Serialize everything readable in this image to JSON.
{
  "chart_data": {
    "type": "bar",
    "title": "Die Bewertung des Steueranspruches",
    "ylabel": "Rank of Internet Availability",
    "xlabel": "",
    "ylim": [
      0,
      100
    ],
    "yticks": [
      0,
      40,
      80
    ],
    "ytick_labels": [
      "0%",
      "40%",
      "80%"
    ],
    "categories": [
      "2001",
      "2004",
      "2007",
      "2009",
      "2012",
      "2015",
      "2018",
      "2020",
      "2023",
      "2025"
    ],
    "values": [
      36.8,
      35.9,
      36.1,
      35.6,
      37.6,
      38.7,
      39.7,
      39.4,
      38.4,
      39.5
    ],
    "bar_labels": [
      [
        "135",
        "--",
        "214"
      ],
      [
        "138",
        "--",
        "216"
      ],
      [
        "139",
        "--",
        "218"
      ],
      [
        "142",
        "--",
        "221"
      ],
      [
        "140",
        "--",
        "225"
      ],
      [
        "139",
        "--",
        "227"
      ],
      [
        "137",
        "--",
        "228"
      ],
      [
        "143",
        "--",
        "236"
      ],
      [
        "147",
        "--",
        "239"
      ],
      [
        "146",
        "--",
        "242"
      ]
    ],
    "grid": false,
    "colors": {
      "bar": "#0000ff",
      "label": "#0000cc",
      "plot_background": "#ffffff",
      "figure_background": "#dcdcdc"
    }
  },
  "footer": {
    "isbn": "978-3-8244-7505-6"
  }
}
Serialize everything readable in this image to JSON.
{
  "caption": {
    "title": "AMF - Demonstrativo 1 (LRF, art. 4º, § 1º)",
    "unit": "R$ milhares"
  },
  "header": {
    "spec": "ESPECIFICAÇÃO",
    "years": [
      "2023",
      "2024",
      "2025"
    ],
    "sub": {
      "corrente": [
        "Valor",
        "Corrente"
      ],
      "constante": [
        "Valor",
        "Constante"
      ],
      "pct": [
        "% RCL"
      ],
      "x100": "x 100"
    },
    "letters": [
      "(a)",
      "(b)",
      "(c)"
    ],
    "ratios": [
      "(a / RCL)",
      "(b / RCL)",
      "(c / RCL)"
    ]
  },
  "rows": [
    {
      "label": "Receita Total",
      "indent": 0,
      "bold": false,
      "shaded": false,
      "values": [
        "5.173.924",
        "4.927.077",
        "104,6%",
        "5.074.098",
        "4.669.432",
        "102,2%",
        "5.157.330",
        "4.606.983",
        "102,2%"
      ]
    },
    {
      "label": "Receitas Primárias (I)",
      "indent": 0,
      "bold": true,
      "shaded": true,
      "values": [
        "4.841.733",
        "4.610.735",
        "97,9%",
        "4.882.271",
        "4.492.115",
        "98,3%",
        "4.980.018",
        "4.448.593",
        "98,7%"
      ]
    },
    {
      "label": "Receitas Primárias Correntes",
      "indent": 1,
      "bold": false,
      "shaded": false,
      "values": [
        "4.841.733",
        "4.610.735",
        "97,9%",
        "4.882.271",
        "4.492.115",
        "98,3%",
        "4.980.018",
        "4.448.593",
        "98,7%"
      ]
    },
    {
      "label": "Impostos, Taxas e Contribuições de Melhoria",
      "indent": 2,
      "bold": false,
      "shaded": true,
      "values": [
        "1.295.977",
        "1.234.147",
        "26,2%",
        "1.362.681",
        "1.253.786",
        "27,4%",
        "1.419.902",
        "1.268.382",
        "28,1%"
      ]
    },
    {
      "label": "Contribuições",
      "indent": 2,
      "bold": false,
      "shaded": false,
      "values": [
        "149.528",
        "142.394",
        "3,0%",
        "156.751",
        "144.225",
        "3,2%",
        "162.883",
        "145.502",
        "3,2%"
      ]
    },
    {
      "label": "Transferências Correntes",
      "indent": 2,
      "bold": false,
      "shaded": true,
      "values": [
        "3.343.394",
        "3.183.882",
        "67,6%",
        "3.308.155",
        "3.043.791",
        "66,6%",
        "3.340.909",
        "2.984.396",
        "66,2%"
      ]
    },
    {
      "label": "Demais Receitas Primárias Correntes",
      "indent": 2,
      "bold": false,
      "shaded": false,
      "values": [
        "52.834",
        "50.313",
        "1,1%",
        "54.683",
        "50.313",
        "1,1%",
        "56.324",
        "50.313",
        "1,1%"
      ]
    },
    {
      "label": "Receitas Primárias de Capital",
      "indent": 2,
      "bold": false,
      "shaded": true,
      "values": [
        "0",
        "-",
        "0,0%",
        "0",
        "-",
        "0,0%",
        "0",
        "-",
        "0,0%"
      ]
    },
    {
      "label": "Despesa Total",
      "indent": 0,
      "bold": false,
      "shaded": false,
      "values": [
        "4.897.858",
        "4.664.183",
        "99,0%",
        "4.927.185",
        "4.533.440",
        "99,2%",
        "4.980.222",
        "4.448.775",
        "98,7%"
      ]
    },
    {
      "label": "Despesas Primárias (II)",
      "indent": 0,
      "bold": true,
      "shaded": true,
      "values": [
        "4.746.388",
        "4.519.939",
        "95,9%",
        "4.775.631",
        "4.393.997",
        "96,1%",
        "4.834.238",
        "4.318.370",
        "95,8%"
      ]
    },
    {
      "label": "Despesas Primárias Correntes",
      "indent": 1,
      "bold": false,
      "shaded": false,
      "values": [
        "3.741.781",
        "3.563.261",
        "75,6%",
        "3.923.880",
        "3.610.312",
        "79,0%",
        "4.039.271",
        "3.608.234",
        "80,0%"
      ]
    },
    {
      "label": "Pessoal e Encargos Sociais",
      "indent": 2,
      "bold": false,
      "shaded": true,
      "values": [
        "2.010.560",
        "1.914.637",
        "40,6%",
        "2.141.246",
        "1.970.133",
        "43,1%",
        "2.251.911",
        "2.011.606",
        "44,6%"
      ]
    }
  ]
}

-=-=-

TASK STATEMENT
How many lines of the records contain the string "Receitas"? Respond with the number alone.

COMPLETED EXERCISE
4